§ **EXERCISE GOAL**
Write every record out again exactly as given.

──────── DATA SHOWN ────────

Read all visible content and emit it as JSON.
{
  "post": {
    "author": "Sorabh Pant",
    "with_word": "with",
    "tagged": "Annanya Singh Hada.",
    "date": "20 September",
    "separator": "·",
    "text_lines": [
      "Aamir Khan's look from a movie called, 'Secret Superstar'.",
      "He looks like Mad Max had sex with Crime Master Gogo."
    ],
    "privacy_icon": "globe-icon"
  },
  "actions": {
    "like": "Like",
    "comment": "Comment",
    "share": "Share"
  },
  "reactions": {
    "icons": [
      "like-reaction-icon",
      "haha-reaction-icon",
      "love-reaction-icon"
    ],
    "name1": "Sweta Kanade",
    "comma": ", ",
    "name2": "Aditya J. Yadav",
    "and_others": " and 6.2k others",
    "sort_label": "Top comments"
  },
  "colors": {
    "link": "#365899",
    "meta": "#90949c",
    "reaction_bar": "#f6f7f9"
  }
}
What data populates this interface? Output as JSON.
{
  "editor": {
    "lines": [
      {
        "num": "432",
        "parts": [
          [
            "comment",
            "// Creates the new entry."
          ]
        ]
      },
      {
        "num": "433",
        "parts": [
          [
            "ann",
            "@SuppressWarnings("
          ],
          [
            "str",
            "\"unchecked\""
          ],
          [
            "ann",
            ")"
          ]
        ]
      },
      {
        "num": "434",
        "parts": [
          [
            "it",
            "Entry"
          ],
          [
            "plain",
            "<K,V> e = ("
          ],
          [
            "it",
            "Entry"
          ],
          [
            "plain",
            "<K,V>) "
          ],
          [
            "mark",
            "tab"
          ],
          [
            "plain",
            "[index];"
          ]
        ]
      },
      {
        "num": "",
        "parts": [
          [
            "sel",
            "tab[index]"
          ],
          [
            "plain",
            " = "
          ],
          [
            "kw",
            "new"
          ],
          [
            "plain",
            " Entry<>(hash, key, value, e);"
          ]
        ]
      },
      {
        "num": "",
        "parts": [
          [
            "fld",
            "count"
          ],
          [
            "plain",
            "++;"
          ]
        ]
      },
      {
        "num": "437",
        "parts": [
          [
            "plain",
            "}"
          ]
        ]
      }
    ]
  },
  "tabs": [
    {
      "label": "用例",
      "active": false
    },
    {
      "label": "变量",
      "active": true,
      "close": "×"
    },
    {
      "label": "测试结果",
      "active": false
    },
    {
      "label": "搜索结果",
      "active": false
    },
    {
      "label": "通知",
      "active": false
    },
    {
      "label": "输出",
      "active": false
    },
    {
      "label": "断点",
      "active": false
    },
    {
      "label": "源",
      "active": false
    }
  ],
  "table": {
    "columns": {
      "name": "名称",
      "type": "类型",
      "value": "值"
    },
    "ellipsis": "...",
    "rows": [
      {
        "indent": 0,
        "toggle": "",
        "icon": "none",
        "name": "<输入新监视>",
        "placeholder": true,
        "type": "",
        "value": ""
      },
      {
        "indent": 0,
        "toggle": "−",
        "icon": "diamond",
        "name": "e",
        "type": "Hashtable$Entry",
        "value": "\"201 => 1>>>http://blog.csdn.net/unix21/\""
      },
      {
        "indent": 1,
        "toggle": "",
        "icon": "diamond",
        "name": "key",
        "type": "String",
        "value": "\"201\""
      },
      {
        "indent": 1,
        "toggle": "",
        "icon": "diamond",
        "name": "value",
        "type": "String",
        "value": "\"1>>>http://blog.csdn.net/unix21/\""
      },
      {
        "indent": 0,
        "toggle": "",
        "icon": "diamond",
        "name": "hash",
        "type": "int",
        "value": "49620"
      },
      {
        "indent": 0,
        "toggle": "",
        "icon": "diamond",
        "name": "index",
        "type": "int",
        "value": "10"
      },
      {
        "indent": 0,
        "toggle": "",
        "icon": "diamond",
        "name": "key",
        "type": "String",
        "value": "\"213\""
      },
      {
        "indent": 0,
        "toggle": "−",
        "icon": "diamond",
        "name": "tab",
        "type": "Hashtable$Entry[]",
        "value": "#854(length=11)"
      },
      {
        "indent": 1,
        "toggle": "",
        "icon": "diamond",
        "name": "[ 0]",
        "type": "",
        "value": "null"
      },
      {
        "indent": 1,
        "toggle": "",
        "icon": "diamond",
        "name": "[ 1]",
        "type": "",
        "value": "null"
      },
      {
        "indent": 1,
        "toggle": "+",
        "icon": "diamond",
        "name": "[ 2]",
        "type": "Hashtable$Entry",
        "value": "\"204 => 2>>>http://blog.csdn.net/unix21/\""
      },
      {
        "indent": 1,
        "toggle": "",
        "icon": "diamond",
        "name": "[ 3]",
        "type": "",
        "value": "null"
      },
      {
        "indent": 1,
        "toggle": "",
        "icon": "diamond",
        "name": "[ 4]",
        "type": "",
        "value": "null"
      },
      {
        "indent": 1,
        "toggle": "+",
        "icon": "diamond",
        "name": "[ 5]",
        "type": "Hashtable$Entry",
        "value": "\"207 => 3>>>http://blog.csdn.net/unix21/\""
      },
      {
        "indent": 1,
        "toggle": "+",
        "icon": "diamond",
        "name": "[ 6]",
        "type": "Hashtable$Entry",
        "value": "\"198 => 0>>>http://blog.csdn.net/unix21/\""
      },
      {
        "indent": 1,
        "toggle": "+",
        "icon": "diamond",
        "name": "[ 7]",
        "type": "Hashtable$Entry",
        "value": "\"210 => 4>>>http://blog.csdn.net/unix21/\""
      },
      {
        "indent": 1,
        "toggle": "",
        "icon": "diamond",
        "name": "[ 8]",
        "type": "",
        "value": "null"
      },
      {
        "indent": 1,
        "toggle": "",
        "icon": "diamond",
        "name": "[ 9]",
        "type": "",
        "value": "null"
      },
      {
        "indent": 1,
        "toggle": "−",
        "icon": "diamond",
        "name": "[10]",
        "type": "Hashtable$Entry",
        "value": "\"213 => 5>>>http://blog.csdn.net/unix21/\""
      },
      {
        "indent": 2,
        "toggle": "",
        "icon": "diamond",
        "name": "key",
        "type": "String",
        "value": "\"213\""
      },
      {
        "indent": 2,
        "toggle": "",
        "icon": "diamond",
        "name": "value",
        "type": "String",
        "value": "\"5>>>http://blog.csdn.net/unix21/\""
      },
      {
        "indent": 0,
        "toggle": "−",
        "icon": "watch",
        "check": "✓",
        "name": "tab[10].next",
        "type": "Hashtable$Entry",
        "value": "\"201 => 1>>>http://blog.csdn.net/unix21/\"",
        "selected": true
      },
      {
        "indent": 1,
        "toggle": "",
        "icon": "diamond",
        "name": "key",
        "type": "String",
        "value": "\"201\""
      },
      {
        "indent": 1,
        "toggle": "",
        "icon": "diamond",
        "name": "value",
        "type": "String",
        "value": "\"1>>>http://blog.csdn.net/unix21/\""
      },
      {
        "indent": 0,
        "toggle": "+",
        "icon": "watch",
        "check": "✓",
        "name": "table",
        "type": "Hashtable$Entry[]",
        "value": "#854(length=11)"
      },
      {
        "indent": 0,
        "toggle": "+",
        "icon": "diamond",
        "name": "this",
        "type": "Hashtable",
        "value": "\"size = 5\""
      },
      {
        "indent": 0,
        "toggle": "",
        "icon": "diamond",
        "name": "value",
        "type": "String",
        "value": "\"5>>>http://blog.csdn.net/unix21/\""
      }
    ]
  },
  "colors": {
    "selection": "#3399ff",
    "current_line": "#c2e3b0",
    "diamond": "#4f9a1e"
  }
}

────────

§ **SOLVED EXERCISE**
Read all visible content and emit it as JSON.
{
  "post": {
    "author": "Sorabh Pant",
    "with_word": "with",
    "tagged": "Annanya Singh Hada.",
    "date": "20 September",
    "separator": "·",
    "text_lines": [
      "Aamir Khan's look from a movie called, 'Secret Superstar'.",
      "He looks like Mad Max had sex with Crime Master Gogo."
    ],
    "privacy_icon": "globe-icon"
  },
  "actions": {
    "like": "Like",
    "comment": "Comment",
    "share": "Share"
  },
  "reactions": {
    "icons": [
      "like-reaction-icon",
      "haha-reaction-icon",
      "love-reaction-icon"
    ],
    "name1": "Sweta Kanade",
    "comma": ", ",
    "name2": "Aditya J. Yadav",
    "and_others": " and 6.2k others",
    "sort_label": "Top comments"
  },
  "colors": {
    "link": "#365899",
    "meta": "#90949c",
    "reaction_bar": "#f6f7f9"
  }
}
What data populates this interface? Output as JSON.
{
  "editor": {
    "lines": [
      {
        "num": "432",
        "parts": [
          [
            "comment",
            "// Creates the new entry."
          ]
        ]
      },
      {
        "num": "433",
        "parts": [
          [
            "ann",
            "@SuppressWarnings("
          ],
          [
            "str",
            "\"unchecked\""
          ],
          [
            "ann",
            ")"
          ]
        ]
      },
      {
        "num": "434",
        "parts": [
          [
            "it",
            "Entry"
          ],
          [
            "plain",
            "<K,V> e = ("
          ],
          [
            "it",
            "Entry"
          ],
          [
            "plain",
            "<K,V>) "
          ],
          [
            "mark",
            "tab"
          ],
          [
            "plain",
            "[index];"
          ]
        ]
      },
      {
        "num": "",
        "parts": [
          [
            "sel",
            "tab[index]"
          ],
          [
            "plain",
            " = "
          ],
          [
            "kw",
            "new"
          ],
          [
            "plain",
            " Entry<>(hash, key, value, e);"
          ]
        ]
      },
      {
        "num": "",
        "parts": [
          [
            "fld",
            "count"
          ],
          [
            "plain",
            "++;"
          ]
        ]
      },
      {
        "num": "437",
        "parts": [
          [
            "plain",
            "}"
          ]
        ]
      }
    ]
  },
  "tabs": [
    {
      "label": "用例",
      "active": false
    },
    {
      "label": "变量",
      "active": true,
      "close": "×"
    },
    {
      "label": "测试结果",
      "active": false
    },
    {
      "label": "搜索结果",
      "active": false
    },
    {
      "label": "通知",
      "active": false
    },
    {
      "label": "输出",
      "active": false
    },
    {
      "label": "断点",
      "active": false
    },
    {
      "label": "源",
      "active": false
    }
  ],
  "table": {
    "columns": {
      "name": "名称",
      "type": "类型",
      "value": "值"
    },
    "ellipsis": "...",
    "rows": [
      {
        "indent": 0,
        "toggle": "",
        "icon": "none",
        "name": "<输入新监视>",
        "placeholder": true,
        "type": "",
        "value": ""
      },
      {
        "indent": 0,
        "toggle": "−",
        "icon": "diamond",
        "name": "e",
        "type": "Hashtable$Entry",
        "value": "\"201 => 1>>>http://blog.csdn.net/unix21/\""
      },
      {
        "indent": 1,
        "toggle": "",
        "icon": "diamond",
        "name": "key",
        "type": "String",
        "value": "\"201\""
      },
      {
        "indent": 1,
        "toggle": "",
        "icon": "diamond",
        "name": "value",
        "type": "String",
        "value": "\"1>>>http://blog.csdn.net/unix21/\""
      },
      {
        "indent": 0,
        "toggle": "",
        "icon": "diamond",
        "name": "hash",
        "type": "int",
        "value": "49620"
      },
      {
        "indent": 0,
        "toggle": "",
        "icon": "diamond",
        "name": "index",
        "type": "int",
        "value": "10"
      },
      {
        "indent": 0,
        "toggle": "",
        "icon": "diamond",
        "name": "key",
        "type": "String",
        "value": "\"213\""
      },
      {
        "indent": 0,
        "toggle": "−",
        "icon": "diamond",
        "name": "tab",
        "type": "Hashtable$Entry[]",
        "value": "#854(length=11)"
      },
      {
        "indent": 1,
        "toggle": "",
        "icon": "diamond",
        "name": "[ 0]",
        "type": "",
        "value": "null"
      },
      {
        "indent": 1,
        "toggle": "",
        "icon": "diamond",
        "name": "[ 1]",
        "type": "",
        "value": "null"
      },
      {
        "indent": 1,
        "toggle": "+",
        "icon": "diamond",
        "name": "[ 2]",
        "type": "Hashtable$Entry",
        "value": "\"204 => 2>>>http://blog.csdn.net/unix21/\""
      },
      {
        "indent": 1,
        "toggle": "",
        "icon": "diamond",
        "name": "[ 3]",
        "type": "",
        "value": "null"
      },
      {
        "indent": 1,
        "toggle": "",
        "icon": "diamond",
        "name": "[ 4]",
        "type": "",
        "value": "null"
      },
      {
        "indent": 1,
        "toggle": "+",
        "icon": "diamond",
        "name": "[ 5]",
        "type": "Hashtable$Entry",
        "value": "\"207 => 3>>>http://blog.csdn.net/unix21/\""
      },
      {
        "indent": 1,
        "toggle": "+",
        "icon": "diamond",
        "name": "[ 6]",
        "type": "Hashtable$Entry",
        "value": "\"198 => 0>>>http://blog.csdn.net/unix21/\""
      },
      {
        "indent": 1,
        "toggle": "+",
        "icon": "diamond",
        "name": "[ 7]",
        "type": "Hashtable$Entry",
        "value": "\"210 => 4>>>http://blog.csdn.net/unix21/\""
      },
      {
        "indent": 1,
        "toggle": "",
        "icon": "diamond",
        "name": "[ 8]",
        "type": "",
        "value": "null"
      },
      {
        "indent": 1,
        "toggle": "",
        "icon": "diamond",
        "name": "[ 9]",
        "type": "",
        "value": "null"
      },
      {
        "indent": 1,
        "toggle": "−",
        "icon": "diamond",
        "name": "[10]",
        "type": "Hashtable$Entry",
        "value": "\"213 => 5>>>http://blog.csdn.net/unix21/\""
      },
      {
        "indent": 2,
        "toggle": "",
        "icon": "diamond",
        "name": "key",
        "type": "String",
        "value": "\"213\""
      },
      {
        "indent": 2,
        "toggle": "",
        "icon": "diamond",
        "name": "value",
        "type": "String",
        "value": "\"5>>>http://blog.csdn.net/unix21/\""
      },
      {
        "indent": 0,
        "toggle": "−",
        "icon": "watch",
        "check": "✓",
        "name": "tab[10].next",
        "type": "Hashtable$Entry",
        "value": "\"201 => 1>>>http://blog.csdn.net/unix21/\"",
        "selected": true
      },
      {
        "indent": 1,
        "toggle": "",
        "icon": "diamond",
        "name": "key",
        "type": "String",
        "value": "\"201\""
      },
      {
        "indent": 1,
        "toggle": "",
        "icon": "diamond",
        "name": "value",
        "type": "String",
        "value": "\"1>>>http://blog.csdn.net/unix21/\""
      },
      {
        "indent": 0,
        "toggle": "+",
        "icon": "watch",
        "check": "✓",
        "name": "table",
        "type": "Hashtable$Entry[]",
        "value": "#854(length=11)"
      },
      {
        "indent": 0,
        "toggle": "+",
        "icon": "diamond",
        "name": "this",
        "type": "Hashtable",
        "value": "\"size = 5\""
      },
      {
        "indent": 0,
        "toggle": "",
        "icon": "diamond",
        "name": "value",
        "type": "String",
        "value": "\"5>>>http://blog.csdn.net/unix21/\""
      }
    ]
  },
  "colors": {
    "selection": "#3399ff",
    "current_line": "#c2e3b0",
    "diamond": "#4f9a1e"
  }
}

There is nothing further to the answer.